------ DATA TO PROCESS ------
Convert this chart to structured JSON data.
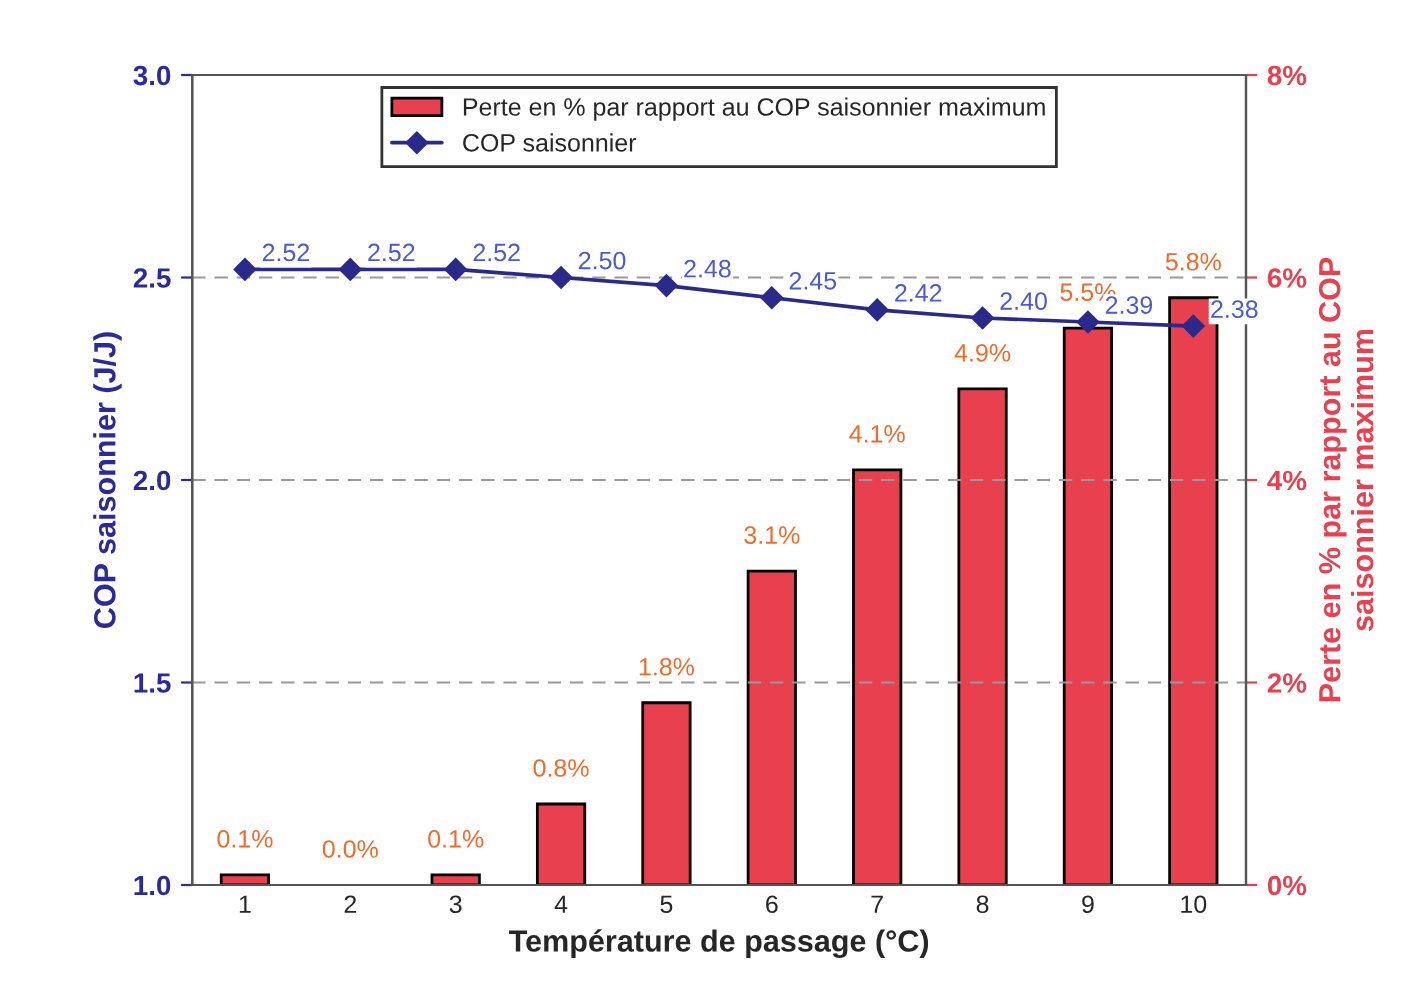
{
  "chart_data": {
    "type": "bar",
    "xlabel": "Température de passage (°C)",
    "ylabel": "COP saisonnier (J/J)",
    "y2label": "Perte en % par rapport au COP saisonnier maximum",
    "categories": [
      "1",
      "2",
      "3",
      "4",
      "5",
      "6",
      "7",
      "8",
      "9",
      "10"
    ],
    "series": [
      {
        "name": "Perte en % par rapport au COP saisonnier maximum",
        "axis": "y2",
        "color": "#e8404f",
        "values": [
          0.1,
          0.0,
          0.1,
          0.8,
          1.8,
          3.1,
          4.1,
          4.9,
          5.5,
          5.8
        ],
        "value_labels": [
          "0.1%",
          "0.0%",
          "0.1%",
          "0.8%",
          "1.8%",
          "3.1%",
          "4.1%",
          "4.9%",
          "5.5%",
          "5.8%"
        ]
      },
      {
        "name": "COP saisonnier",
        "type": "line",
        "axis": "y",
        "color": "#2a2a8a",
        "marker": "diamond",
        "values": [
          2.52,
          2.52,
          2.52,
          2.5,
          2.48,
          2.45,
          2.42,
          2.4,
          2.39,
          2.38
        ],
        "value_labels": [
          "2.52",
          "2.52",
          "2.52",
          "2.50",
          "2.48",
          "2.45",
          "2.42",
          "2.40",
          "2.39",
          "2.38"
        ]
      }
    ],
    "ylim": [
      1.0,
      3.0
    ],
    "yticks": [
      {
        "value": 1.0,
        "label": "1.0"
      },
      {
        "value": 1.5,
        "label": "1.5"
      },
      {
        "value": 2.0,
        "label": "2.0"
      },
      {
        "value": 2.5,
        "label": "2.5"
      },
      {
        "value": 3.0,
        "label": "3.0"
      }
    ],
    "y2lim": [
      0,
      8
    ],
    "y2ticks": [
      {
        "value": 0,
        "label": "0%"
      },
      {
        "value": 2,
        "label": "2%"
      },
      {
        "value": 4,
        "label": "4%"
      },
      {
        "value": 6,
        "label": "6%"
      },
      {
        "value": 8,
        "label": "8%"
      }
    ],
    "grid": "y",
    "legend": "top"
  }
}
------
WORK REQUIRED
Print out the lines exactly, skipping any picture.

EXERCISE ANSWER
Convert this chart to structured JSON data.
{
  "chart_data": {
    "type": "bar",
    "xlabel": "Température de passage (°C)",
    "ylabel": "COP saisonnier (J/J)",
    "y2label": "Perte en % par rapport au COP saisonnier maximum",
    "categories": [
      "1",
      "2",
      "3",
      "4",
      "5",
      "6",
      "7",
      "8",
      "9",
      "10"
    ],
    "series": [
      {
        "name": "Perte en % par rapport au COP saisonnier maximum",
        "axis": "y2",
        "color": "#e8404f",
        "values": [
          0.1,
          0.0,
          0.1,
          0.8,
          1.8,
          3.1,
          4.1,
          4.9,
          5.5,
          5.8
        ],
        "value_labels": [
          "0.1%",
          "0.0%",
          "0.1%",
          "0.8%",
          "1.8%",
          "3.1%",
          "4.1%",
          "4.9%",
          "5.5%",
          "5.8%"
        ]
      },
      {
        "name": "COP saisonnier",
        "type": "line",
        "axis": "y",
        "color": "#2a2a8a",
        "marker": "diamond",
        "values": [
          2.52,
          2.52,
          2.52,
          2.5,
          2.48,
          2.45,
          2.42,
          2.4,
          2.39,
          2.38
        ],
        "value_labels": [
          "2.52",
          "2.52",
          "2.52",
          "2.50",
          "2.48",
          "2.45",
          "2.42",
          "2.40",
          "2.39",
          "2.38"
        ]
      }
    ],
    "ylim": [
      1.0,
      3.0
    ],
    "yticks": [
      {
        "value": 1.0,
        "label": "1.0"
      },
      {
        "value": 1.5,
        "label": "1.5"
      },
      {
        "value": 2.0,
        "label": "2.0"
      },
      {
        "value": 2.5,
        "label": "2.5"
      },
      {
        "value": 3.0,
        "label": "3.0"
      }
    ],
    "y2lim": [
      0,
      8
    ],
    "y2ticks": [
      {
        "value": 0,
        "label": "0%"
      },
      {
        "value": 2,
        "label": "2%"
      },
      {
        "value": 4,
        "label": "4%"
      },
      {
        "value": 6,
        "label": "6%"
      },
      {
        "value": 8,
        "label": "8%"
      }
    ],
    "grid": "y",
    "legend": "top"
  }
}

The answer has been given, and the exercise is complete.